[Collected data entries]
################

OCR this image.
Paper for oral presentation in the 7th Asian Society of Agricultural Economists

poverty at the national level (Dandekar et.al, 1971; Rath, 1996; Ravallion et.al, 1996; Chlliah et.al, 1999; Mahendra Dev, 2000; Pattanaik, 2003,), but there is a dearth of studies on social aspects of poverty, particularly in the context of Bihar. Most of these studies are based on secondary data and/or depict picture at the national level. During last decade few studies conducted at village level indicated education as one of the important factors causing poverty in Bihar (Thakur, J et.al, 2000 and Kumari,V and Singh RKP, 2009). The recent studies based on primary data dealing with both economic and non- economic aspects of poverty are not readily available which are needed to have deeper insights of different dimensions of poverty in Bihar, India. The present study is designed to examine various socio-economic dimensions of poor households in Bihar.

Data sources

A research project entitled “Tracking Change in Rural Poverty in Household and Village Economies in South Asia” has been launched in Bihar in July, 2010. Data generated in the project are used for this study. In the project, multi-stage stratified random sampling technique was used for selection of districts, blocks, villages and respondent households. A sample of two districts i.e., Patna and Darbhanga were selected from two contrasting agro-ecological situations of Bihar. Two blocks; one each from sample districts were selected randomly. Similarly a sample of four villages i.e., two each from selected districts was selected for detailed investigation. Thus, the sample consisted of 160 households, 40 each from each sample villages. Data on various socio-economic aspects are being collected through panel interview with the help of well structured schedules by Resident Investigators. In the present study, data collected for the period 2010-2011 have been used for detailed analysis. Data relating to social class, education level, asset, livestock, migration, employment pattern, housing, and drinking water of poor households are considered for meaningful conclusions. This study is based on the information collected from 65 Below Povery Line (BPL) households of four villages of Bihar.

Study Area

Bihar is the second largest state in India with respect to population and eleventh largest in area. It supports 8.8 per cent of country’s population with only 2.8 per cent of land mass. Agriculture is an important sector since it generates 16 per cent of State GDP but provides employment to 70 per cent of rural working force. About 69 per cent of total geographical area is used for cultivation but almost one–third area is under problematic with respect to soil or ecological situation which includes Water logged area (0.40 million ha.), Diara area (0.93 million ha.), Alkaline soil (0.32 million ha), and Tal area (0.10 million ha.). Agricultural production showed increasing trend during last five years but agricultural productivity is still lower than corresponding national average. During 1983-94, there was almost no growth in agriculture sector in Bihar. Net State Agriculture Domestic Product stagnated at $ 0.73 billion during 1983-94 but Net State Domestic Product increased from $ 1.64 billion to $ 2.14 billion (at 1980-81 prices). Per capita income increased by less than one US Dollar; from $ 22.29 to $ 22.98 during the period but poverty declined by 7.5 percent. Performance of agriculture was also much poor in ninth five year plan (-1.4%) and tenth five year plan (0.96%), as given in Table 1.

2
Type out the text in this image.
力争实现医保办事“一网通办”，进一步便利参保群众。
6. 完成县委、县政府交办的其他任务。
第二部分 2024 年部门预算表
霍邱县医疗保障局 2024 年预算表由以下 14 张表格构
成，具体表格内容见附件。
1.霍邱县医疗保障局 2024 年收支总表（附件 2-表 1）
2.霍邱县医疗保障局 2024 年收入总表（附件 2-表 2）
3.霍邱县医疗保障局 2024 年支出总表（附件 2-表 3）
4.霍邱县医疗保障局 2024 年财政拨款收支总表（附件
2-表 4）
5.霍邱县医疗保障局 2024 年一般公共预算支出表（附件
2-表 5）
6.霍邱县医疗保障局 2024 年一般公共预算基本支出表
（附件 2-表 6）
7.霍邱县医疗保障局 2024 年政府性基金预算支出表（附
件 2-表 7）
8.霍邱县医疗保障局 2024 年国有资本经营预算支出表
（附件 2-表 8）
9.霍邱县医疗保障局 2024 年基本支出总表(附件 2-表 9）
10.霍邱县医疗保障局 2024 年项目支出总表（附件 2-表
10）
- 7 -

################

**Stated task**.
Please set down all the data word for word.

**Expected output**.
OCR this image.
Paper for oral presentation in the 7th Asian Society of Agricultural Economists

poverty at the national level (Dandekar et.al, 1971; Rath, 1996; Ravallion et.al, 1996; Chlliah et.al, 1999; Mahendra Dev, 2000; Pattanaik, 2003,), but there is a dearth of studies on social aspects of poverty, particularly in the context of Bihar. Most of these studies are based on secondary data and/or depict picture at the national level. During last decade few studies conducted at village level indicated education as one of the important factors causing poverty in Bihar (Thakur, J et.al, 2000 and Kumari,V and Singh RKP, 2009). The recent studies based on primary data dealing with both economic and non- economic aspects of poverty are not readily available which are needed to have deeper insights of different dimensions of poverty in Bihar, India. The present study is designed to examine various socio-economic dimensions of poor households in Bihar.

Data sources

A research project entitled “Tracking Change in Rural Poverty in Household and Village Economies in South Asia” has been launched in Bihar in July, 2010. Data generated in the project are used for this study. In the project, multi-stage stratified random sampling technique was used for selection of districts, blocks, villages and respondent households. A sample of two districts i.e., Patna and Darbhanga were selected from two contrasting agro-ecological situations of Bihar. Two blocks; one each from sample districts were selected randomly. Similarly a sample of four villages i.e., two each from selected districts was selected for detailed investigation. Thus, the sample consisted of 160 households, 40 each from each sample villages. Data on various socio-economic aspects are being collected through panel interview with the help of well structured schedules by Resident Investigators. In the present study, data collected for the period 2010-2011 have been used for detailed analysis. Data relating to social class, education level, asset, livestock, migration, employment pattern, housing, and drinking water of poor households are considered for meaningful conclusions. This study is based on the information collected from 65 Below Povery Line (BPL) households of four villages of Bihar.

Study Area

Bihar is the second largest state in India with respect to population and eleventh largest in area. It supports 8.8 per cent of country’s population with only 2.8 per cent of land mass. Agriculture is an important sector since it generates 16 per cent of State GDP but provides employment to 70 per cent of rural working force. About 69 per cent of total geographical area is used for cultivation but almost one–third area is under problematic with respect to soil or ecological situation which includes Water logged area (0.40 million ha.), Diara area (0.93 million ha.), Alkaline soil (0.32 million ha), and Tal area (0.10 million ha.). Agricultural production showed increasing trend during last five years but agricultural productivity is still lower than corresponding national average. During 1983-94, there was almost no growth in agriculture sector in Bihar. Net State Agriculture Domestic Product stagnated at $ 0.73 billion during 1983-94 but Net State Domestic Product increased from $ 1.64 billion to $ 2.14 billion (at 1980-81 prices). Per capita income increased by less than one US Dollar; from $ 22.29 to $ 22.98 during the period but poverty declined by 7.5 percent. Performance of agriculture was also much poor in ninth five year plan (-1.4%) and tenth five year plan (0.96%), as given in Table 1.

2
Type out the text in this image.
力争实现医保办事“一网通办”，进一步便利参保群众。
6. 完成县委、县政府交办的其他任务。
第二部分 2024 年部门预算表
霍邱县医疗保障局 2024 年预算表由以下 14 张表格构
成，具体表格内容见附件。
1.霍邱县医疗保障局 2024 年收支总表（附件 2-表 1）
2.霍邱县医疗保障局 2024 年收入总表（附件 2-表 2）
3.霍邱县医疗保障局 2024 年支出总表（附件 2-表 3）
4.霍邱县医疗保障局 2024 年财政拨款收支总表（附件
2-表 4）
5.霍邱县医疗保障局 2024 年一般公共预算支出表（附件
2-表 5）
6.霍邱县医疗保障局 2024 年一般公共预算基本支出表
（附件 2-表 6）
7.霍邱县医疗保障局 2024 年政府性基金预算支出表（附
件 2-表 7）
8.霍邱县医疗保障局 2024 年国有资本经营预算支出表
（附件 2-表 8）
9.霍邱县医疗保障局 2024 年基本支出总表(附件 2-表 9）
10.霍邱县医疗保障局 2024 年项目支出总表（附件 2-表
10）
- 7 -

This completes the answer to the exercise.